Description of the task: Your task is to transcribe all of the data below exactly, omitting the images.

···

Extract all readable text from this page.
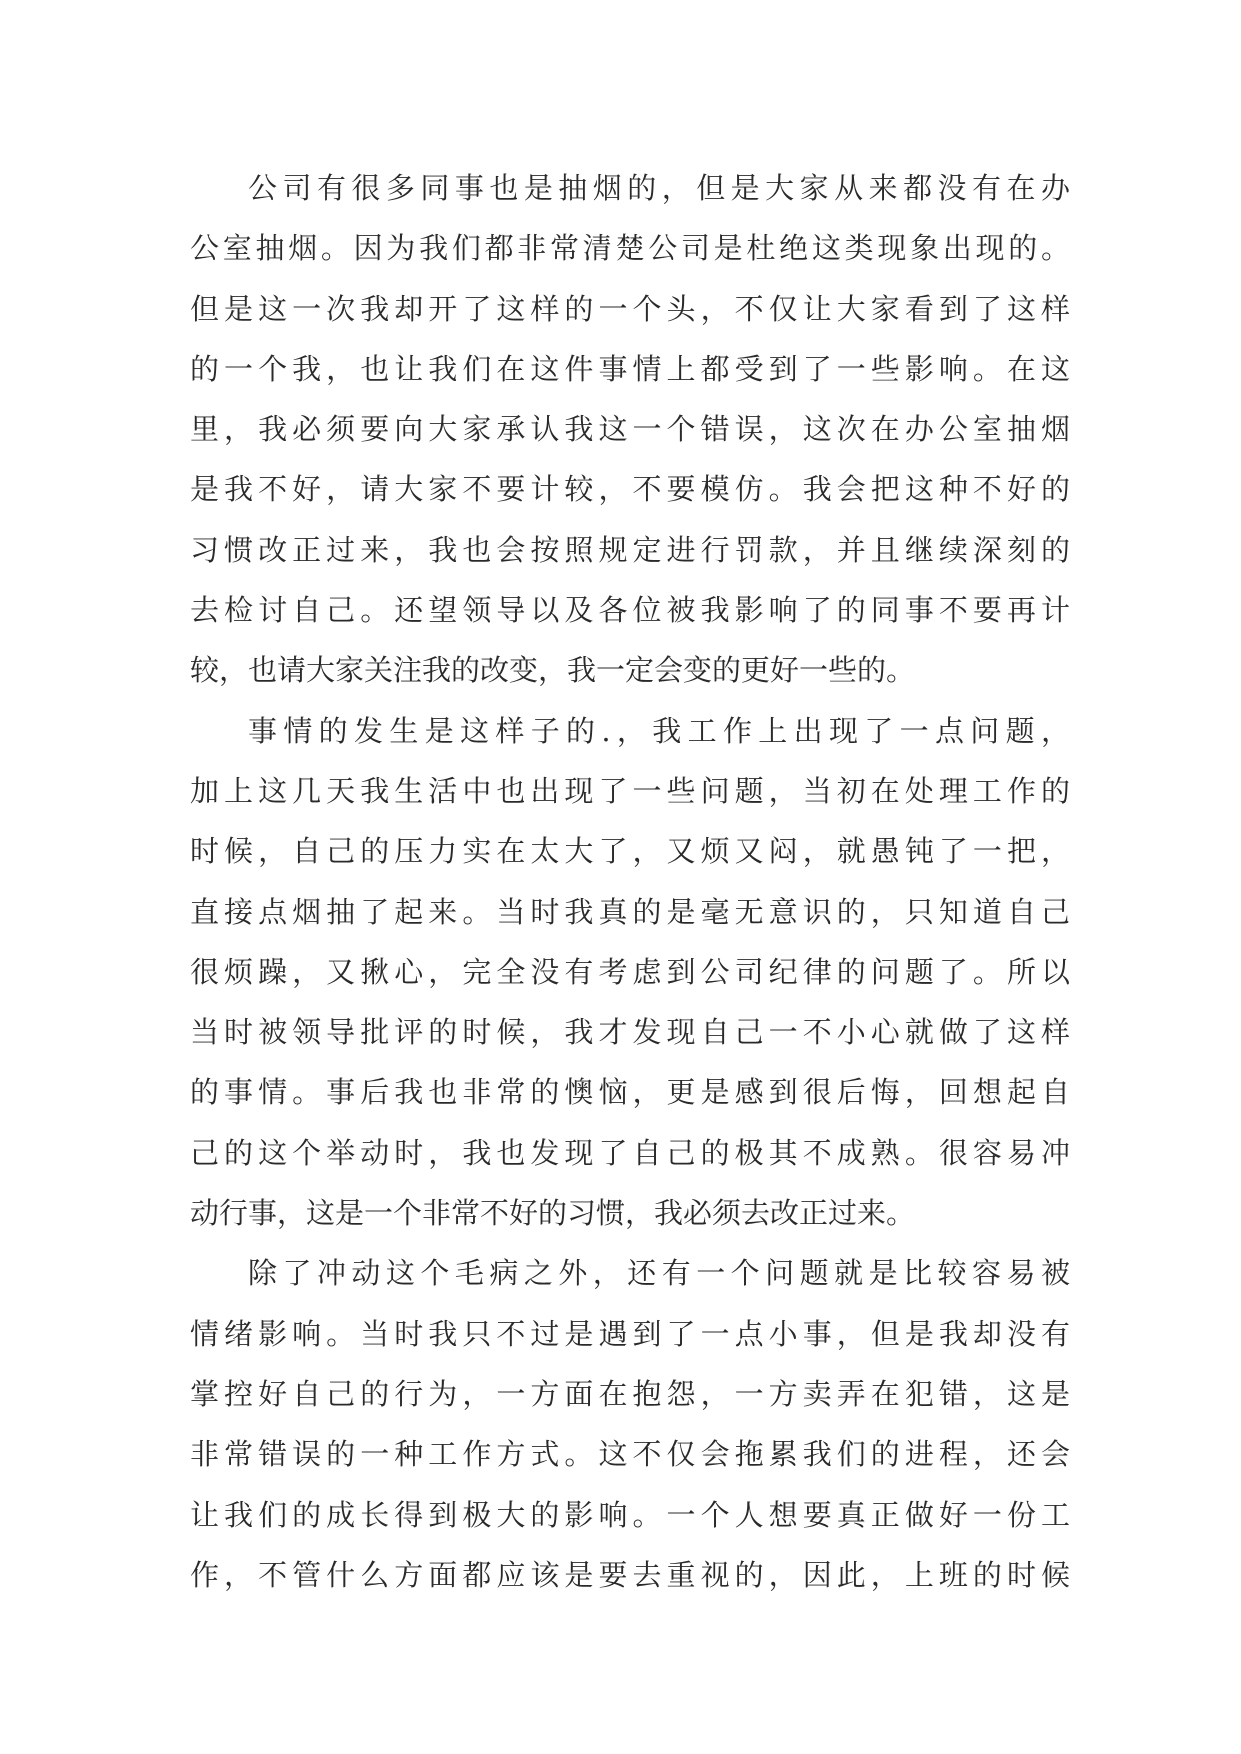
公司有很多同事也是抽烟的，但是大家从来都没有在办
公室抽烟。因为我们都非常清楚公司是杜绝这类现象出现的。
但是这一次我却开了这样的一个头，不仅让大家看到了这样
的一个我，也让我们在这件事情上都受到了一些影响。在这
里，我必须要向大家承认我这一个错误，这次在办公室抽烟
是我不好，请大家不要计较，不要模仿。我会把这种不好的
习惯改正过来，我也会按照规定进行罚款，并且继续深刻的
去检讨自己。还望领导以及各位被我影响了的同事不要再计
较，也请大家关注我的改变，我一定会变的更好一些的。
事情的发生是这样子的.，我工作上出现了一点问题，
加上这几天我生活中也出现了一些问题，当初在处理工作的
时候，自己的压力实在太大了，又烦又闷，就愚钝了一把，
直接点烟抽了起来。当时我真的是毫无意识的，只知道自己
很烦躁，又揪心，完全没有考虑到公司纪律的问题了。所以
当时被领导批评的时候，我才发现自己一不小心就做了这样
的事情。事后我也非常的懊恼，更是感到很后悔，回想起自
己的这个举动时，我也发现了自己的极其不成熟。很容易冲
动行事，这是一个非常不好的习惯，我必须去改正过来。
除了冲动这个毛病之外，还有一个问题就是比较容易被
情绪影响。当时我只不过是遇到了一点小事，但是我却没有
掌控好自己的行为，一方面在抱怨，一方卖弄在犯错，这是
非常错误的一种工作方式。这不仅会拖累我们的进程，还会
让我们的成长得到极大的影响。一个人想要真正做好一份工
作，不管什么方面都应该是要去重视的，因此，上班的时候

···

Correct response:
Extract all readable text from this page.
公司有很多同事也是抽烟的，但是大家从来都没有在办
公室抽烟。因为我们都非常清楚公司是杜绝这类现象出现的。
但是这一次我却开了这样的一个头，不仅让大家看到了这样
的一个我，也让我们在这件事情上都受到了一些影响。在这
里，我必须要向大家承认我这一个错误，这次在办公室抽烟
是我不好，请大家不要计较，不要模仿。我会把这种不好的
习惯改正过来，我也会按照规定进行罚款，并且继续深刻的
去检讨自己。还望领导以及各位被我影响了的同事不要再计
较，也请大家关注我的改变，我一定会变的更好一些的。
事情的发生是这样子的.，我工作上出现了一点问题，
加上这几天我生活中也出现了一些问题，当初在处理工作的
时候，自己的压力实在太大了，又烦又闷，就愚钝了一把，
直接点烟抽了起来。当时我真的是毫无意识的，只知道自己
很烦躁，又揪心，完全没有考虑到公司纪律的问题了。所以
当时被领导批评的时候，我才发现自己一不小心就做了这样
的事情。事后我也非常的懊恼，更是感到很后悔，回想起自
己的这个举动时，我也发现了自己的极其不成熟。很容易冲
动行事，这是一个非常不好的习惯，我必须去改正过来。
除了冲动这个毛病之外，还有一个问题就是比较容易被
情绪影响。当时我只不过是遇到了一点小事，但是我却没有
掌控好自己的行为，一方面在抱怨，一方卖弄在犯错，这是
非常错误的一种工作方式。这不仅会拖累我们的进程，还会
让我们的成长得到极大的影响。一个人想要真正做好一份工
作，不管什么方面都应该是要去重视的，因此，上班的时候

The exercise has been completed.